▸ WHAT THE TASK ASKS: Copy out each line below that has the word "anciennes" in it.

▸ ENTRIES SUPPLIED:

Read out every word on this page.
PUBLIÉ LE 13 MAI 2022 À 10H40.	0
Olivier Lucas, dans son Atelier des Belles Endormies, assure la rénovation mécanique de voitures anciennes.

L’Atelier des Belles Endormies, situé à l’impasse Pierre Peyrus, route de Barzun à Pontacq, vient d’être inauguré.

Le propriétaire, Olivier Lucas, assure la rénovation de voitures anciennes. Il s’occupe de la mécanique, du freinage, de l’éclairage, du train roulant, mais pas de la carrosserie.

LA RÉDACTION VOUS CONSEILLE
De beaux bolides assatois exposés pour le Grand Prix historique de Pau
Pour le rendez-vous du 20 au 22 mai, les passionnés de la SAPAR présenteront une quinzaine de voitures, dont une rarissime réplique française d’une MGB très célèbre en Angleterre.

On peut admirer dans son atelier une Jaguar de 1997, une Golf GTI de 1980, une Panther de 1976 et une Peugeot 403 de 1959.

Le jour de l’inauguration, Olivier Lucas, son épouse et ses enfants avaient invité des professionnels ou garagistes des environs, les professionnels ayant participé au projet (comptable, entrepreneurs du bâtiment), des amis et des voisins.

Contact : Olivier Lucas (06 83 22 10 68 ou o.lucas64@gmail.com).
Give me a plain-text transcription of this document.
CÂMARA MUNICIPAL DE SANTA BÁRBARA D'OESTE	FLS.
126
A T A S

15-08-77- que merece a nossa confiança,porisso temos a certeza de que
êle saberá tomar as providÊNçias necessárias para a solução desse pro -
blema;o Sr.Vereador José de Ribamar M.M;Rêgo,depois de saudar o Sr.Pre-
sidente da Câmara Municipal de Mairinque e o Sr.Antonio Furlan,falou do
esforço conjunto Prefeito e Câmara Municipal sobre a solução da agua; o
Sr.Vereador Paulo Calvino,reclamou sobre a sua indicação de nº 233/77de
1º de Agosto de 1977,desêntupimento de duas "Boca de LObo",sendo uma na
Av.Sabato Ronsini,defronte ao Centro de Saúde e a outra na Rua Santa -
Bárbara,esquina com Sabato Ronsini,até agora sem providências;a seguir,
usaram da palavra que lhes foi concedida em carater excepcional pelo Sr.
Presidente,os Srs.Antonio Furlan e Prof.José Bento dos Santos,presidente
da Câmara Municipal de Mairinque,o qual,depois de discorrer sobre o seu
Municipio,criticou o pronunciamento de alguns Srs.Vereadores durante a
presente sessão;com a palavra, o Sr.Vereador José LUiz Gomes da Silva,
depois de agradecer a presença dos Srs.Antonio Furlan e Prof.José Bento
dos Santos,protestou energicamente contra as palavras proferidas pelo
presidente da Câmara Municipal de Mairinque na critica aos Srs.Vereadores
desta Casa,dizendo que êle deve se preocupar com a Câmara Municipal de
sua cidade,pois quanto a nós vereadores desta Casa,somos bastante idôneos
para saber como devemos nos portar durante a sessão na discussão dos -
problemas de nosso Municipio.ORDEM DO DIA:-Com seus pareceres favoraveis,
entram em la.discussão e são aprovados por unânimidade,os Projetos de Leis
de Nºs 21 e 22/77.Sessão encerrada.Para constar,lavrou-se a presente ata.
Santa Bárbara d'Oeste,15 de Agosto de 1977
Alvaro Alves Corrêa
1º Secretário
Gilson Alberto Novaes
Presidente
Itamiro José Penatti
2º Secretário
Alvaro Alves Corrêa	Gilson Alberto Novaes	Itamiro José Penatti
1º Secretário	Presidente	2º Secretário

▸ FINAL ANSWER:
Olivier Lucas, dans son Atelier des Belles Endormies, assure la rénovation mécanique de voitures anciennes.
Le propriétaire, Olivier Lucas, assure la rénovation de voitures anciennes. Il s’occupe de la mécanique, du freinage, de l’éclairage, du train roulant, mais pas de la carrosserie.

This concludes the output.